>>

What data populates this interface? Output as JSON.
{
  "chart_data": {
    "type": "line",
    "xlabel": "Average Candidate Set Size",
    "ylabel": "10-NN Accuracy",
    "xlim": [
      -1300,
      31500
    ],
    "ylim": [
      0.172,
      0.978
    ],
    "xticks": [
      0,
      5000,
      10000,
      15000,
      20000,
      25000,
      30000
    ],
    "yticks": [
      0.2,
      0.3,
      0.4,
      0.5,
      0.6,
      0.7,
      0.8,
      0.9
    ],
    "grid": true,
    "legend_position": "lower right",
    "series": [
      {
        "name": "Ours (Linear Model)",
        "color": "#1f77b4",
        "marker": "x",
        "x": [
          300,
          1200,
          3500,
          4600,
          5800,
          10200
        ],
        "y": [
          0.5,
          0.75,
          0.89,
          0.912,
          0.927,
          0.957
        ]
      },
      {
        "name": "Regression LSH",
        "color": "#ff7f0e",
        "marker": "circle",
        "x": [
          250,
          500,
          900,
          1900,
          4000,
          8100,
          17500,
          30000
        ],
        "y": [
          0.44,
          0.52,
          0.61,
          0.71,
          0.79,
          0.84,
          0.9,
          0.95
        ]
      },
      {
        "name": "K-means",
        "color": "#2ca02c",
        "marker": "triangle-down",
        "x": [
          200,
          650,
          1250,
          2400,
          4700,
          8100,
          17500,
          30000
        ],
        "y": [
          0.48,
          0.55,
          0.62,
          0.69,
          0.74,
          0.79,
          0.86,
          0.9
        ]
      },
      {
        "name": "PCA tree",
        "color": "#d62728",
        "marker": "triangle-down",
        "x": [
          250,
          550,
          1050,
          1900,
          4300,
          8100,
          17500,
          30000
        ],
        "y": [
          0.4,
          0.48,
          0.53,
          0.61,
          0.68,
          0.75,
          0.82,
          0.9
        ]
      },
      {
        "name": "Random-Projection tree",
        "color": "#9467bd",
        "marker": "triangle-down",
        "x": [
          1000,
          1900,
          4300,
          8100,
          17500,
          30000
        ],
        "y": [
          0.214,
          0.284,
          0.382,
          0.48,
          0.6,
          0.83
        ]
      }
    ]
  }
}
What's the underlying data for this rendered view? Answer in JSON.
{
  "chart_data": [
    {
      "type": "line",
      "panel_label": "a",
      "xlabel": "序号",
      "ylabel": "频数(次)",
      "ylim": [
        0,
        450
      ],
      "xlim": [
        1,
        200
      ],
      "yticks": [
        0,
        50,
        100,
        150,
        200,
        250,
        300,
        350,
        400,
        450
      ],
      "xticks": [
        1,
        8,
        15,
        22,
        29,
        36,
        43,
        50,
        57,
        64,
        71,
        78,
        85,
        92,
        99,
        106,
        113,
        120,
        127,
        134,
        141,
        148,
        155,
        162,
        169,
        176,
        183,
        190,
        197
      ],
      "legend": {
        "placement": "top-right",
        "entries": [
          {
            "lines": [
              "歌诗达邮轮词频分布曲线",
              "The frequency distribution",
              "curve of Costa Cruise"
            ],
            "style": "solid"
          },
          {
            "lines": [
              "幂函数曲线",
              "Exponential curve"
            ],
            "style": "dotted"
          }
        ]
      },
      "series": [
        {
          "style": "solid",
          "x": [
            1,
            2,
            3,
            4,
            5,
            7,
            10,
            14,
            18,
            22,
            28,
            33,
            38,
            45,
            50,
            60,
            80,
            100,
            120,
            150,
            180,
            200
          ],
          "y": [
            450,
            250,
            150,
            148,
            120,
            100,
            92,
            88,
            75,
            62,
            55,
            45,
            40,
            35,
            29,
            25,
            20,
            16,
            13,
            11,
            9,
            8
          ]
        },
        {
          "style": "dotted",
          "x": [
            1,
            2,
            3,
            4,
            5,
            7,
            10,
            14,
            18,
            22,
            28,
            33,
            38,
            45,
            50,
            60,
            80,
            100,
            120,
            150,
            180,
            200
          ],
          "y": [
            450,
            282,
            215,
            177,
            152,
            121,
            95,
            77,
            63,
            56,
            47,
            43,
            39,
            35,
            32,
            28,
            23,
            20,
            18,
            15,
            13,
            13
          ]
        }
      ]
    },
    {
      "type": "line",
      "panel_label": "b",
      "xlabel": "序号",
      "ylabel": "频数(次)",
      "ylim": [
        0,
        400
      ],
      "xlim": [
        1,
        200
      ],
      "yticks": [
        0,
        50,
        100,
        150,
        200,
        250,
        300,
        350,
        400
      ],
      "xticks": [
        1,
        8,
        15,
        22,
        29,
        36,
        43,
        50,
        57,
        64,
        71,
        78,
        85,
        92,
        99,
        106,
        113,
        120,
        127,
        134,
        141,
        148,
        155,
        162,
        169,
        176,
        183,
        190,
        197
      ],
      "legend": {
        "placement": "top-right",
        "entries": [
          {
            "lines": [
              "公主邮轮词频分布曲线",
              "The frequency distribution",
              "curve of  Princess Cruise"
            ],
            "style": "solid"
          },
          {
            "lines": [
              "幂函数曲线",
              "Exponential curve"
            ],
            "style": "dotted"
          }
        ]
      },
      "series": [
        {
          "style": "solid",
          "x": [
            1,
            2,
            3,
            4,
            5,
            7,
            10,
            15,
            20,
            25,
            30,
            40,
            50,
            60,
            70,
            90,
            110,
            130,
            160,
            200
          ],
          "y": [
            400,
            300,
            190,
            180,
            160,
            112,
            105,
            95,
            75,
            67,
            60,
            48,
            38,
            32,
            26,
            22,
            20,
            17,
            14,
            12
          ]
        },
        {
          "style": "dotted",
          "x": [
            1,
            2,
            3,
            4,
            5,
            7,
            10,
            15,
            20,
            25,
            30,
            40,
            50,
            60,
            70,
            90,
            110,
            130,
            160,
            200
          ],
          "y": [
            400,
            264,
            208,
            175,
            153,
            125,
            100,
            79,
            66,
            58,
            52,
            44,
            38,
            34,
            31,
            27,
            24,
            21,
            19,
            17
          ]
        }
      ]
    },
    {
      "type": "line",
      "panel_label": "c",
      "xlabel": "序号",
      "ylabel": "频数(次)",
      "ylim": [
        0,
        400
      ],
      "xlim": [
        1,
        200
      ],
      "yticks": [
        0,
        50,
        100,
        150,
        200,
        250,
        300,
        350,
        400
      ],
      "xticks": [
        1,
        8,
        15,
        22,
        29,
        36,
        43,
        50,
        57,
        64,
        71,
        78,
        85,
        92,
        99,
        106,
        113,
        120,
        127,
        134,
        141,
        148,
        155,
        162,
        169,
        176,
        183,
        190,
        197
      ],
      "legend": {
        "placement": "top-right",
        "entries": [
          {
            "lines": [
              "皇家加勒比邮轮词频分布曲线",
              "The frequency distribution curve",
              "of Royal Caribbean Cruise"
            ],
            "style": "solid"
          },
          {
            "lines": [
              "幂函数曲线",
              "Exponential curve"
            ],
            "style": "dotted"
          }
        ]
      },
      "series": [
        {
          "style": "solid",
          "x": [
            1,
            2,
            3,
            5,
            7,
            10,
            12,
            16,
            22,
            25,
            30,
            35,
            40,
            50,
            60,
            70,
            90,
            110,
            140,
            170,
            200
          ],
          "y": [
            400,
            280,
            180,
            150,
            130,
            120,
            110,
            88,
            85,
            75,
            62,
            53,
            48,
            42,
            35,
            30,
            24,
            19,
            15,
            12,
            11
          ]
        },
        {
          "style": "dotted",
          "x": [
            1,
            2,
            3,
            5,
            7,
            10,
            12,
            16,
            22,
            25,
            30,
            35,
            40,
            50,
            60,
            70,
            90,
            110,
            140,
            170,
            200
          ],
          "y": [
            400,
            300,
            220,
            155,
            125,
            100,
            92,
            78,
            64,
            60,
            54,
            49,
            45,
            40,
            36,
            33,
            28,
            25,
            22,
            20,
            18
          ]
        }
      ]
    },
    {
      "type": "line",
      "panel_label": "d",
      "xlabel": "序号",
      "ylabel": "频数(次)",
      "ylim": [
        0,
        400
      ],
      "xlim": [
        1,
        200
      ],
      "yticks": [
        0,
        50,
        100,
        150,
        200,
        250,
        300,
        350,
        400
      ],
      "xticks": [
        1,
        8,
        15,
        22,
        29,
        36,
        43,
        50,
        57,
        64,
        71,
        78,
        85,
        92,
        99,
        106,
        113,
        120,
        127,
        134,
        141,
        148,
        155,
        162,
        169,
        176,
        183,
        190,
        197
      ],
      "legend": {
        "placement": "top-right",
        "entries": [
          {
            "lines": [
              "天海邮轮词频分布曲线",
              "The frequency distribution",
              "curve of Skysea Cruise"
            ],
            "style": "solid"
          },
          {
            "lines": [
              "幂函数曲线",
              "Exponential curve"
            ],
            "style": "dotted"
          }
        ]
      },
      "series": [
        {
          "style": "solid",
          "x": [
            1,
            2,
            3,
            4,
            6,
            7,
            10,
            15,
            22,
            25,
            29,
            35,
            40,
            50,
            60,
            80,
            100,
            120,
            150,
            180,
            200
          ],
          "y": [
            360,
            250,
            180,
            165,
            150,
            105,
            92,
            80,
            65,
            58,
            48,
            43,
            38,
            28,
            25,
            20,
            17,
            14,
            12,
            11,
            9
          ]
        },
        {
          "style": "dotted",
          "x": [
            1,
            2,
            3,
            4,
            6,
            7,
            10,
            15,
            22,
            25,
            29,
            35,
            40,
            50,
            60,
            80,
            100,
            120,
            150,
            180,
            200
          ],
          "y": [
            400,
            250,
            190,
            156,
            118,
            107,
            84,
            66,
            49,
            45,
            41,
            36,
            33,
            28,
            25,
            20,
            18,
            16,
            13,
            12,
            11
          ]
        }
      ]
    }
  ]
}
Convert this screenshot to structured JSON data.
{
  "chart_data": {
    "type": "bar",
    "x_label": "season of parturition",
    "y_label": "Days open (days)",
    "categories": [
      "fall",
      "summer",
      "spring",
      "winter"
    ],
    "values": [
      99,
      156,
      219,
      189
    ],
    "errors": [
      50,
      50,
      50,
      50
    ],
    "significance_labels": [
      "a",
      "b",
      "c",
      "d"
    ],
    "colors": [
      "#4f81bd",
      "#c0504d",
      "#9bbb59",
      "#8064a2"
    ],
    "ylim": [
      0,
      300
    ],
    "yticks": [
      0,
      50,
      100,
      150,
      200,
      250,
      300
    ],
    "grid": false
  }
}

<<

- [Requirements]:
Using the listing, copy every line where the word "name" shows up.

- [Result for this task]:
        "name": "Ours (Linear Model)",
        "name": "Regression LSH",
        "name": "K-means",
        "name": "PCA tree",
        "name": "Random-Projection tree",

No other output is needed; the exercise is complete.